> WHAT NEEDS TO BE DONE:
Return each line of the records holding the string "世界最強の種族異世界".
::::
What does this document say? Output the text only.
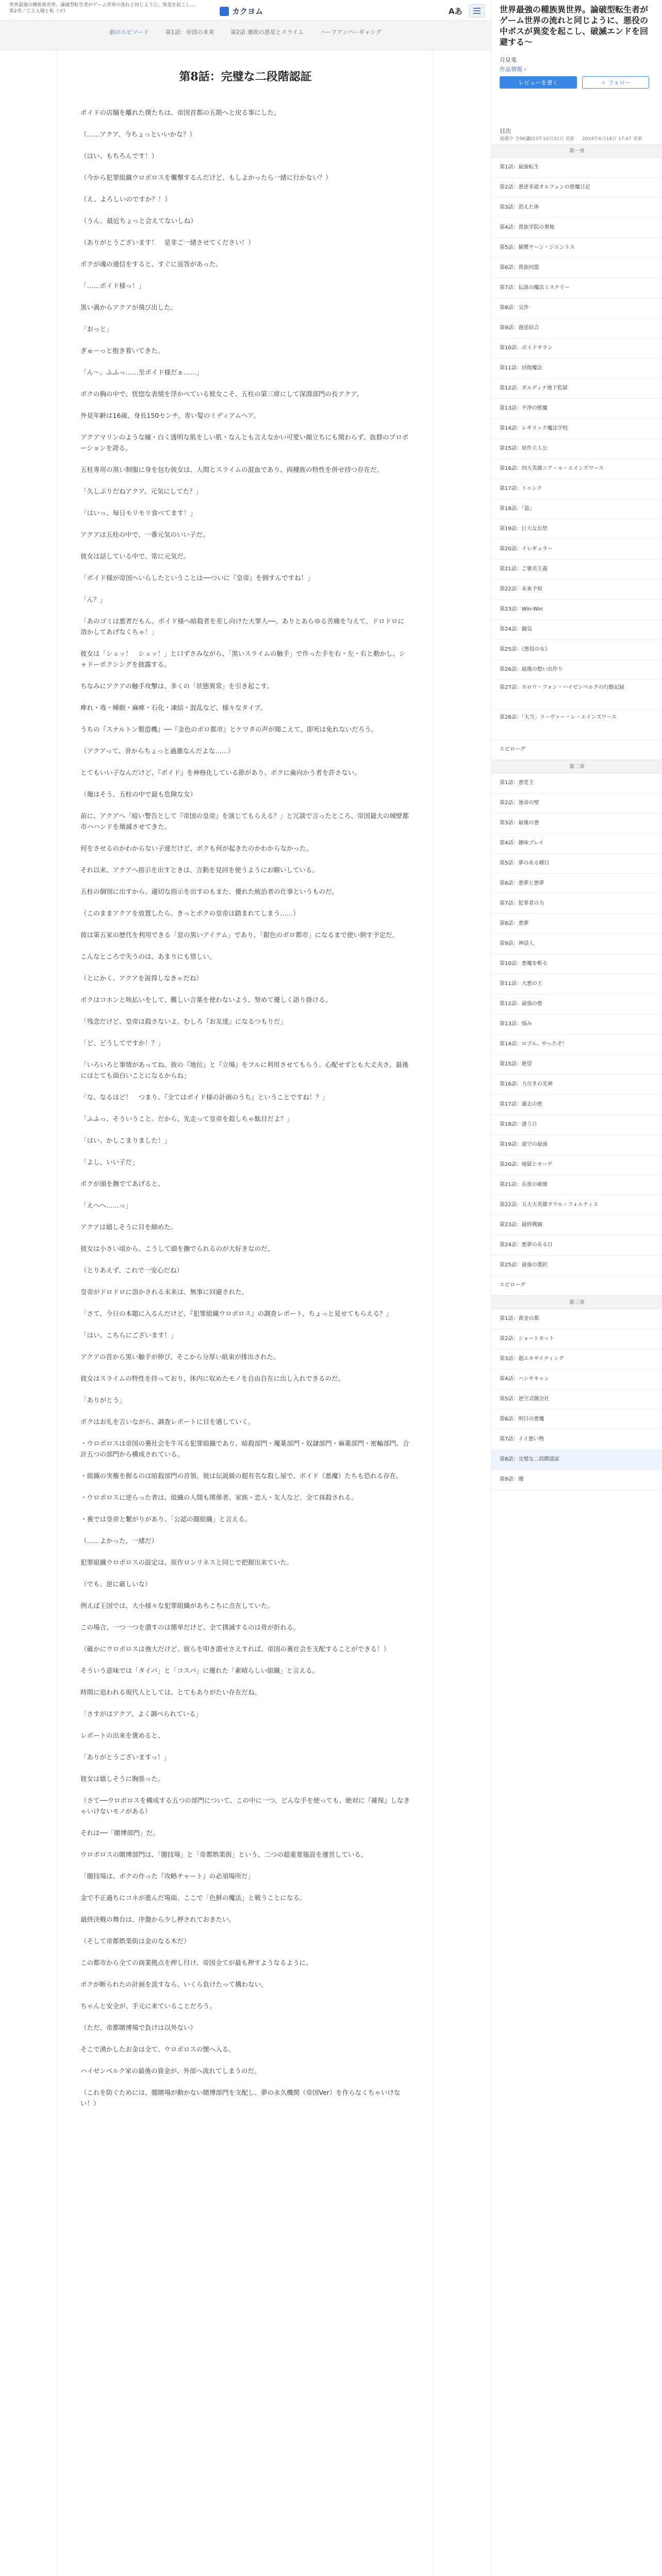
世界最強の種族異世界。論破型転生者がゲーム世界の流れと同じように、異変を起こし…
第2章／ご主人様と私（ヨ）	カクヨム	Aあ
前のエピソード	第1話：帝国の未来	第2話 連敗の惑星とスライム	ハーフアンバーギャング
第8話：完璧な二段階認証

ボイドの店舗を離れた僕たちは、帝国首都の五階へと戻る事にした。

（……アクア、今ちょっといいかな？）

（はい、もちろんです！）

（今から犯罪組織ウロボロスを襲撃するんだけど、もしよかったら一緒に行かない？）

（え、よろしいのですか？！）

（うん。最近ちょっと会えてないしね）

（ありがとうございます！　是非ご一緒させてください！）

ボクが魂の通信をすると、すぐに返答があった。

「……ボイド様っ！」

黒い渦からアクアが飛び出した。

「おっと」

ぎゅーっと抱き着いてきた。

「ん〜。ふふっ……至ボイド様だぁ……」

ボクの胸の中で、恍惚な表情を浮かべている彼女こそ、五柱の第三席にして深淵部門の長アクア。

外見年齢は16歳、身長150センチ、青い髪のミディアムヘア。

アクアマリンのような瞳・白く透明な肌をしい肌・なんとも言えなかい可愛い顔立ちにも関わらず、抜群のプロポーションを誇る。

五柱専用の黒い制服に身を包む彼女は、人間とスライムの混血であり、両種族の特性を併せ持つ存在だ。

「久しぶりだねアクア、元気にしてた？」

「はいっ、毎日モリモリ食べてます！」

アクアは五柱の中で、一番元気のいい子だ。

彼女は話している中で、常に元気だ。

「ボイド様が帝国へいらしたということは──ついに『皇帝』を倒すんですね！」

「ん？」

「あのゴミは悪者だもん。ボイド様へ暗殺者を差し向けた大罪人──。ありとあらゆる苦痛を与えて、ドロドロに溶かしてあげなくちゃ！」

彼女は「シュッ！　シュッ！」と口ずさみながら、「黒いスライムの触手」で作った手を右・左・右と動かし、シャドーボクシングを披露する。

ちなみにアクアの触手攻撃は、多くの「状態異常」を引き起こす。

痺れ・毒・睡眠・麻痺・石化・凍結・混乱など、様々なタイプ。

うちの『スナルトン製造機』──『金色のボロ都市』とケワタの声が聞こえて、即死は免れないだろう。

（アクアって、昔からちょっと過激なんだよな……）

とてもいい子なんだけど、『ボイド』を神格化している節があり、ボクに歯向かう者を許さない。

（俺はそう、五柱の中で最も危険な女）

前に、アクアへ「暗い警告として『帝国の皇帝』を演じてもらえる？」と冗談で言ったところ、帝国最大の城壁都市ハハンドを壊滅させてきた。

何をさせるのかわからない子達だけど、ボクも何が起きたのかわからなかった。

それ以来、アクアへ指示を出すときは、言動を見回を使うようにお願いしている。

五柱の個別に出すから、適切な指示を出すのもまた、優れた統治者の仕事というものだ。

（このままアクアを放置したら、きっとボクの皇帝は踏まれてしまう……）

彼は第五家の歴代を利用できる「窓の黒いアイテム」であり、「銀色のボロ都市」になるまで使い倒す予定だ。

こんなところで失うのは、あまりにも惜しい。

（とにかく、アクアを説得しなきゃだね）

ボクはコホンと咳払いをして、難しい言葉を使わないよう、努めて優しく語り掛ける。

「残念だけど、皇帝は殺さないよ。むしろ『お友達』になるつもりだ」

「ど、どうしてですか！？」

「いろいろと事情があってね。彼の『地位』と『立場』をフルに利用させてもらう。心配せずとも大丈夫さ。最後にはとても面白いことになるからね」

「な、なるほど！　つまり、『全てはボイド様の計画のうち』ということですね！？」

「ふふっ、そういうこと。だから、先走って皇帝を殺しちゃ駄目だよ？」

「はい、かしこまりました！」

「よし、いい子だ」

ボクが頭を撫でてあげると、

「えへへ……っ」

アクアは嬉しそうに目を細めた。

彼女は小さい頃から、こうして頭を撫でられるのが大好きなのだ。

（とりあえず、これで一安心だね）

皇帝がドロドロに溶かされる未来は、無事に回避された。

「さて、今日の本題に入るんだけど、『犯罪組織ウロボロス』の調査レポート、ちょっと見せてもらえる？」

「はい、こちらにございます！」

アクアの首から黒い触手が伸び、そこから分厚い紙束が排出された。

彼女はスライムの特性を持っており、体内に収めたモノを自由自在に出し入れできるのだ。

「ありがとう」

ボクはお礼を言いながら、調査レポートに目を通していく。

・ウロボロスは帝国の裏社会を牛耳る犯罪組織であり、暗殺部門・魔薬部門・奴隷部門・麻薬部門・密輸部門、合計五つの部門から構成されている。

・組織の実権を握るのは暗殺部門の首領。彼は伝説級の超有名な殺し屋で、ボイド（悪魔）たちも恐れる存在。

・ウロボロスに逆らった者は、組織の人間も関係者、家族・恋人・友人など、全て抹殺される。

・裏では皇帝と繋がりがあり、「公認の闇組織」と言える。

（……よかった、一緒だ）

犯罪組織ウロボロスの設定は、原作ロンリネスと同じで把握出来ていた。

（でも、逆に厳しいな）

例えば王国では、大小様々な犯罪組織があちこちに点在していた。

この場合、一つ一つを潰すのは簡単だけど、全て撲滅するのは骨が折れる。

（確かにウロボロスは強大だけど、彼らを叩き潰せさえすれば、帝国の裏社会を支配することができる！）

そういう意味では「タイパ」と「コスパ」に優れた「素晴らしい組織」と言える。

時間に追われる現代人としては、とてもありがたい存在だね。

「さすがはアクア、よく調べられている」

レポートの出来を褒めると、

「ありがとうございますっ！」

彼女は嬉しそうに胸張った。

（さて──ウロボロスを構成する五つの部門について、この中に一つ、どんな手を使っても、絶対に『確保』しなきゃいけないモノがある）

それは──「賭博部門」だ。

ウロボロスの賭博部門は、「闇技場」と「帝都娯楽街」という、二つの超重要施設を運営している。

「闇技場は、ボクの作った『攻略チャート』の必須場所だ」

金で不正過ちにコネが進んだ場面、ここで「色鮮の魔法」と戦うことになる。

最終決戦の舞台は、序盤から少し押されておきたい。

（そして帝都娯楽街は金のなる木だ）

この都市から全ての商業拠点を押し付け、帝国全てが最も押すようなるように。

ボクが断られたの計画を流すなら、いくら負けたって構わない。

ちゃんと安全が、手元に来ていることだろう。

（ただ、帝都賭博場で負けは以外ない）

そこで湧かしたお金は全て、ウロボロスの懐へ入る。

ハイゼンベルク家の最後の資金が、外部へ流れてしまうのだ。

（これを防ぐためには、闇賭場が動かない賭博部門を支配し、夢の永久機関（帝国Ver）を作らなくちゃいけない！）

世界最強の種族異世界。論破型転生者がゲーム世界の流れと同じように、悪役の中ボスが異変を起こし、破滅エンドを回避する〜
月見兎
作品情報 ›
レビューを書く	＋ フォロー
目次
連載中 全90話
2023年10月31日 更新 2024年6月18日 17:47 更新
第一章
第1話：最強転生
第2話：悪逆非道オルフェンの悪魔日記
第3話：消えた体
第4話：貴族学院の奥地
第5話：捕獲ヤーン・ジエントス
第6話：貴族同盟
第7話：伝説の魔法ミステリー
第8話：交渉
第9話：遅延結合
第10話：ボイドサラン
第11話：回復魔法
第12話：ガルディナ地下監獄
第13話：不浄の獣魔
第14話：レギリック魔法学校
第15話：原作主人公
第16話：四大英雄ニア・ル・エインズワース
第17話：トゥンク
第18話：「盗」
第19話：巨大なお祭
第20話：イレギュラー
第21話：ご褒美主義
第22話：未来予知
第23話：Win-Win
第24話：闘気
第25話：《悪役の女》
第26話：最後の想い出作り
第27話：ホロウ・フォン・ハイゼンベルクの行動記録
第28話：「大当」リーヴァー・レ・エインズワース
エピローグ
第二章
第1話：悪党主
第2話：運命の壁
第3話：最後の悪
第4話：趣味プレイ
第5話：夢のある種目
第6話：悪夢と悪夢
第7話：犯罪者の力
第8話：悪夢
第9話：神話人
第10話：悪魔を斬る
第11話：大悪の王
第12話：最強の悪
第13話：悩み
第14話：ロブル、やったぞ！
第15話：絶望
第16話：力尽きの光神
第17話：過去の悪
第18話：違う日
第19話：虚空の最強
第20話：地獄とモーゲ
第21話：長夜の破壊
第22話：五大天英雄ラウル・フォルティス
第23話：最終戦闘
第24話：悪夢のある日
第25話：最強の選択
エピローグ
第三章
第1話：黄金の都
第2話：ショートカット
第3話：超エキサイティング
第4話：ハンサキャン
第5話：逆空式闇会社
第6話：明日の悪魔
第7話：イイ悪い物
第8話：完璧な二段階認証
第9話：闇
::::
> FINAL RESULT:
世界最強の種族異世界。論破型転生者がゲーム世界の流れと同じように、異変を起こし…
世界最強の種族異世界。論破型転生者がゲーム世界の流れと同じように、悪役の中ボスが異変を起こし、破滅エンドを回避する〜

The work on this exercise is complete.